**SET TASK**
The records below are to be repeated in full, exactly as they are.

**EXERCISE INPUTS**
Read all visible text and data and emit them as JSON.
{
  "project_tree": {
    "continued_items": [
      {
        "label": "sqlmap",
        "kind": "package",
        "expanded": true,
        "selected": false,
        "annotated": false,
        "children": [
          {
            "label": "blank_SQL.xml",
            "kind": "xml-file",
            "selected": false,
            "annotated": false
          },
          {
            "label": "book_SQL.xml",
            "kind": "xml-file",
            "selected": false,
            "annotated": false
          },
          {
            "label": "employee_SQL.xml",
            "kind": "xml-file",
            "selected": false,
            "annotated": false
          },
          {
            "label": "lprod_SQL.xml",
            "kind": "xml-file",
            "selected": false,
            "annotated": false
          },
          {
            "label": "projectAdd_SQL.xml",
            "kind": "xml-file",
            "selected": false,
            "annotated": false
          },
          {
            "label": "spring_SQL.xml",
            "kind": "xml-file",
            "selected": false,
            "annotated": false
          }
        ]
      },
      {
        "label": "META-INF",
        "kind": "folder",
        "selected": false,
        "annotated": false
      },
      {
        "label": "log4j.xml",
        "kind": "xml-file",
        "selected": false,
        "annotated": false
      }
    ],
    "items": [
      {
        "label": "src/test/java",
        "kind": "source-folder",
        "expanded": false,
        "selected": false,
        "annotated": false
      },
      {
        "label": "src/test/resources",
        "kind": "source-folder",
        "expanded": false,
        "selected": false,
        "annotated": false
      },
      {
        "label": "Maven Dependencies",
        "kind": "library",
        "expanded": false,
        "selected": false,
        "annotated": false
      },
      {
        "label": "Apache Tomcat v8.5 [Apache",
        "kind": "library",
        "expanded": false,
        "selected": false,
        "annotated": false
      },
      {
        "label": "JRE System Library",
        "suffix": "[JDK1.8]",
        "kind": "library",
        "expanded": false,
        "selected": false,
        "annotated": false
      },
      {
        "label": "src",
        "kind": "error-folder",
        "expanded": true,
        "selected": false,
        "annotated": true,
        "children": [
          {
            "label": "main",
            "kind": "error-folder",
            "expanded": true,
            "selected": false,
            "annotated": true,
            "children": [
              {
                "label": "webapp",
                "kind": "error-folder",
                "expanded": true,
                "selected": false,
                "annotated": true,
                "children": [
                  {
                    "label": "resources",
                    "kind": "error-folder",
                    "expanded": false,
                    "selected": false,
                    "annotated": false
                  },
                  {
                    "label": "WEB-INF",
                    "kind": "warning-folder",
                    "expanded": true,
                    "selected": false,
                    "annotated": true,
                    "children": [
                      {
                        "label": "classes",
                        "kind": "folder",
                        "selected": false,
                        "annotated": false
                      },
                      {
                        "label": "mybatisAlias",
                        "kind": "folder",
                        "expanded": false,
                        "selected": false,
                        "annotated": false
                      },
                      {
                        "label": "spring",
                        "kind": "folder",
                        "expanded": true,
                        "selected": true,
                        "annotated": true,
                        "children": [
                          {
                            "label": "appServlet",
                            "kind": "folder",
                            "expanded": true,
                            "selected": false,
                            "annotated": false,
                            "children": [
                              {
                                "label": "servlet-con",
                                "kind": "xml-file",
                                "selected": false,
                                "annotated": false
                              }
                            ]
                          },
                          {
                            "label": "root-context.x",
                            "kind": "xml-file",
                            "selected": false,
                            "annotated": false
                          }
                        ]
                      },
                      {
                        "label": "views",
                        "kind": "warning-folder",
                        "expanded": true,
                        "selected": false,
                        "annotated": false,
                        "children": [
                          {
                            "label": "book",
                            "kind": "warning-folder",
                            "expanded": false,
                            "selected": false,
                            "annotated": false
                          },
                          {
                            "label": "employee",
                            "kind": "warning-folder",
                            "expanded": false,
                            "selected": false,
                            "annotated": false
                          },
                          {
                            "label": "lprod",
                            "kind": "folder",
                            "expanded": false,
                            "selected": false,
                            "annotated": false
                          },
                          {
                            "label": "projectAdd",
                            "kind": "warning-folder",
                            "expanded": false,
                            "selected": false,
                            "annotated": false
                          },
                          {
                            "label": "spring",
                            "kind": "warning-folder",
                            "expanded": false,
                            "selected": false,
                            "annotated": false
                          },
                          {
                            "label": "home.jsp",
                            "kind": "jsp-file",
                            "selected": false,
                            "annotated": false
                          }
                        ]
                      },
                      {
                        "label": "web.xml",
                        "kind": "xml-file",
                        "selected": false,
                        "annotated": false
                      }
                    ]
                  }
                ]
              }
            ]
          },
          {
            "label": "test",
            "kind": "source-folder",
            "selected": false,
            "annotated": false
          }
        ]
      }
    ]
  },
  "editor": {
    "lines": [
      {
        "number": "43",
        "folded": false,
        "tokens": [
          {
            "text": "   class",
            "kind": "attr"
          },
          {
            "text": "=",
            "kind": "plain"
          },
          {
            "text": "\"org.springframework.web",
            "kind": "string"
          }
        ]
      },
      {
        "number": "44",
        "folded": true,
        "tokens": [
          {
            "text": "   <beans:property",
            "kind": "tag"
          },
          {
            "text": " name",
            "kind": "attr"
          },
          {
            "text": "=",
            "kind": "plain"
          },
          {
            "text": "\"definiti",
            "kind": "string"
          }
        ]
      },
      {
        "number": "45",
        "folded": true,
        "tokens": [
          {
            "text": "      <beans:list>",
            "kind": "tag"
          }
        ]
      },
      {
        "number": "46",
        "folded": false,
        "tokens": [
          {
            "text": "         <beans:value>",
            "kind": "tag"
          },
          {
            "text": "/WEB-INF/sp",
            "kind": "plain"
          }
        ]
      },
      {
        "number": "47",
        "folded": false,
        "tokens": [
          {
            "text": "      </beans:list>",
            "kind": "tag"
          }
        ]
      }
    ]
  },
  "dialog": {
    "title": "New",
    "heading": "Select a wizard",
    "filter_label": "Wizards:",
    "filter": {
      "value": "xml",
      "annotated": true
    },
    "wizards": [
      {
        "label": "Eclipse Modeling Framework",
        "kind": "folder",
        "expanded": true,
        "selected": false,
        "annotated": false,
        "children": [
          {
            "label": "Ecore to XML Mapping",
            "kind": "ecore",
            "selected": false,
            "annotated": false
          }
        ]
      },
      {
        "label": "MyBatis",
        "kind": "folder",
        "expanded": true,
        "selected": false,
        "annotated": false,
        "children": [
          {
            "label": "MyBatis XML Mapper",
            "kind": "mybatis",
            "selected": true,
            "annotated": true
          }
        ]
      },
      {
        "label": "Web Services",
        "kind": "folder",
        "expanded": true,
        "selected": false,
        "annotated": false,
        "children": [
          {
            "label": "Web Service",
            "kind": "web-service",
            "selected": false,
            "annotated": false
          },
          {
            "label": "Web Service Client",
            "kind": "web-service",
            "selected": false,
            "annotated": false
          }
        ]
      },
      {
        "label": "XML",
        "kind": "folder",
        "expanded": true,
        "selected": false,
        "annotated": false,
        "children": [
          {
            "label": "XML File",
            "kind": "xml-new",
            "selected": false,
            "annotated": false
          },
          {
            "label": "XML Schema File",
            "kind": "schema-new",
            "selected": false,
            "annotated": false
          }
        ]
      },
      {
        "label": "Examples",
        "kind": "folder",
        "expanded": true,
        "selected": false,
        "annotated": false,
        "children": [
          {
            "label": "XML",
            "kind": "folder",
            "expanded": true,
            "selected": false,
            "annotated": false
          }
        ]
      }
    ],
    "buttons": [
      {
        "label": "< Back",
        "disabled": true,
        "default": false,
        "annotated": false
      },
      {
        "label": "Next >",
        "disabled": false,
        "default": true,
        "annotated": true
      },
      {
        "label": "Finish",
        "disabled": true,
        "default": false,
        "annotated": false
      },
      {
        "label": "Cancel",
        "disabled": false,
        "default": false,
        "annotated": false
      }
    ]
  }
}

**ANSWER FOR THE TASK**
Read all visible text and data and emit them as JSON.
{
  "project_tree": {
    "continued_items": [
      {
        "label": "sqlmap",
        "kind": "package",
        "expanded": true,
        "selected": false,
        "annotated": false,
        "children": [
          {
            "label": "blank_SQL.xml",
            "kind": "xml-file",
            "selected": false,
            "annotated": false
          },
          {
            "label": "book_SQL.xml",
            "kind": "xml-file",
            "selected": false,
            "annotated": false
          },
          {
            "label": "employee_SQL.xml",
            "kind": "xml-file",
            "selected": false,
            "annotated": false
          },
          {
            "label": "lprod_SQL.xml",
            "kind": "xml-file",
            "selected": false,
            "annotated": false
          },
          {
            "label": "projectAdd_SQL.xml",
            "kind": "xml-file",
            "selected": false,
            "annotated": false
          },
          {
            "label": "spring_SQL.xml",
            "kind": "xml-file",
            "selected": false,
            "annotated": false
          }
        ]
      },
      {
        "label": "META-INF",
        "kind": "folder",
        "selected": false,
        "annotated": false
      },
      {
        "label": "log4j.xml",
        "kind": "xml-file",
        "selected": false,
        "annotated": false
      }
    ],
    "items": [
      {
        "label": "src/test/java",
        "kind": "source-folder",
        "expanded": false,
        "selected": false,
        "annotated": false
      },
      {
        "label": "src/test/resources",
        "kind": "source-folder",
        "expanded": false,
        "selected": false,
        "annotated": false
      },
      {
        "label": "Maven Dependencies",
        "kind": "library",
        "expanded": false,
        "selected": false,
        "annotated": false
      },
      {
        "label": "Apache Tomcat v8.5 [Apache",
        "kind": "library",
        "expanded": false,
        "selected": false,
        "annotated": false
      },
      {
        "label": "JRE System Library",
        "suffix": "[JDK1.8]",
        "kind": "library",
        "expanded": false,
        "selected": false,
        "annotated": false
      },
      {
        "label": "src",
        "kind": "error-folder",
        "expanded": true,
        "selected": false,
        "annotated": true,
        "children": [
          {
            "label": "main",
            "kind": "error-folder",
            "expanded": true,
            "selected": false,
            "annotated": true,
            "children": [
              {
                "label": "webapp",
                "kind": "error-folder",
                "expanded": true,
                "selected": false,
                "annotated": true,
                "children": [
                  {
                    "label": "resources",
                    "kind": "error-folder",
                    "expanded": false,
                    "selected": false,
                    "annotated": false
                  },
                  {
                    "label": "WEB-INF",
                    "kind": "warning-folder",
                    "expanded": true,
                    "selected": false,
                    "annotated": true,
                    "children": [
                      {
                        "label": "classes",
                        "kind": "folder",
                        "selected": false,
                        "annotated": false
                      },
                      {
                        "label": "mybatisAlias",
                        "kind": "folder",
                        "expanded": false,
                        "selected": false,
                        "annotated": false
                      },
                      {
                        "label": "spring",
                        "kind": "folder",
                        "expanded": true,
                        "selected": true,
                        "annotated": true,
                        "children": [
                          {
                            "label": "appServlet",
                            "kind": "folder",
                            "expanded": true,
                            "selected": false,
                            "annotated": false,
                            "children": [
                              {
                                "label": "servlet-con",
                                "kind": "xml-file",
                                "selected": false,
                                "annotated": false
                              }
                            ]
                          },
                          {
                            "label": "root-context.x",
                            "kind": "xml-file",
                            "selected": false,
                            "annotated": false
                          }
                        ]
                      },
                      {
                        "label": "views",
                        "kind": "warning-folder",
                        "expanded": true,
                        "selected": false,
                        "annotated": false,
                        "children": [
                          {
                            "label": "book",
                            "kind": "warning-folder",
                            "expanded": false,
                            "selected": false,
                            "annotated": false
                          },
                          {
                            "label": "employee",
                            "kind": "warning-folder",
                            "expanded": false,
                            "selected": false,
                            "annotated": false
                          },
                          {
                            "label": "lprod",
                            "kind": "folder",
                            "expanded": false,
                            "selected": false,
                            "annotated": false
                          },
                          {
                            "label": "projectAdd",
                            "kind": "warning-folder",
                            "expanded": false,
                            "selected": false,
                            "annotated": false
                          },
                          {
                            "label": "spring",
                            "kind": "warning-folder",
                            "expanded": false,
                            "selected": false,
                            "annotated": false
                          },
                          {
                            "label": "home.jsp",
                            "kind": "jsp-file",
                            "selected": false,
                            "annotated": false
                          }
                        ]
                      },
                      {
                        "label": "web.xml",
                        "kind": "xml-file",
                        "selected": false,
                        "annotated": false
                      }
                    ]
                  }
                ]
              }
            ]
          },
          {
            "label": "test",
            "kind": "source-folder",
            "selected": false,
            "annotated": false
          }
        ]
      }
    ]
  },
  "editor": {
    "lines": [
      {
        "number": "43",
        "folded": false,
        "tokens": [
          {
            "text": "   class",
            "kind": "attr"
          },
          {
            "text": "=",
            "kind": "plain"
          },
          {
            "text": "\"org.springframework.web",
            "kind": "string"
          }
        ]
      },
      {
        "number": "44",
        "folded": true,
        "tokens": [
          {
            "text": "   <beans:property",
            "kind": "tag"
          },
          {
            "text": " name",
            "kind": "attr"
          },
          {
            "text": "=",
            "kind": "plain"
          },
          {
            "text": "\"definiti",
            "kind": "string"
          }
        ]
      },
      {
        "number": "45",
        "folded": true,
        "tokens": [
          {
            "text": "      <beans:list>",
            "kind": "tag"
          }
        ]
      },
      {
        "number": "46",
        "folded": false,
        "tokens": [
          {
            "text": "         <beans:value>",
            "kind": "tag"
          },
          {
            "text": "/WEB-INF/sp",
            "kind": "plain"
          }
        ]
      },
      {
        "number": "47",
        "folded": false,
        "tokens": [
          {
            "text": "      </beans:list>",
            "kind": "tag"
          }
        ]
      }
    ]
  },
  "dialog": {
    "title": "New",
    "heading": "Select a wizard",
    "filter_label": "Wizards:",
    "filter": {
      "value": "xml",
      "annotated": true
    },
    "wizards": [
      {
        "label": "Eclipse Modeling Framework",
        "kind": "folder",
        "expanded": true,
        "selected": false,
        "annotated": false,
        "children": [
          {
            "label": "Ecore to XML Mapping",
            "kind": "ecore",
            "selected": false,
            "annotated": false
          }
        ]
      },
      {
        "label": "MyBatis",
        "kind": "folder",
        "expanded": true,
        "selected": false,
        "annotated": false,
        "children": [
          {
            "label": "MyBatis XML Mapper",
            "kind": "mybatis",
            "selected": true,
            "annotated": true
          }
        ]
      },
      {
        "label": "Web Services",
        "kind": "folder",
        "expanded": true,
        "selected": false,
        "annotated": false,
        "children": [
          {
            "label": "Web Service",
            "kind": "web-service",
            "selected": false,
            "annotated": false
          },
          {
            "label": "Web Service Client",
            "kind": "web-service",
            "selected": false,
            "annotated": false
          }
        ]
      },
      {
        "label": "XML",
        "kind": "folder",
        "expanded": true,
        "selected": false,
        "annotated": false,
        "children": [
          {
            "label": "XML File",
            "kind": "xml-new",
            "selected": false,
            "annotated": false
          },
          {
            "label": "XML Schema File",
            "kind": "schema-new",
            "selected": false,
            "annotated": false
          }
        ]
      },
      {
        "label": "Examples",
        "kind": "folder",
        "expanded": true,
        "selected": false,
        "annotated": false,
        "children": [
          {
            "label": "XML",
            "kind": "folder",
            "expanded": true,
            "selected": false,
            "annotated": false
          }
        ]
      }
    ],
    "buttons": [
      {
        "label": "< Back",
        "disabled": true,
        "default": false,
        "annotated": false
      },
      {
        "label": "Next >",
        "disabled": false,
        "default": true,
        "annotated": true
      },
      {
        "label": "Finish",
        "disabled": true,
        "default": false,
        "annotated": false
      },
      {
        "label": "Cancel",
        "disabled": false,
        "default": false,
        "annotated": false
      }
    ]
  }
}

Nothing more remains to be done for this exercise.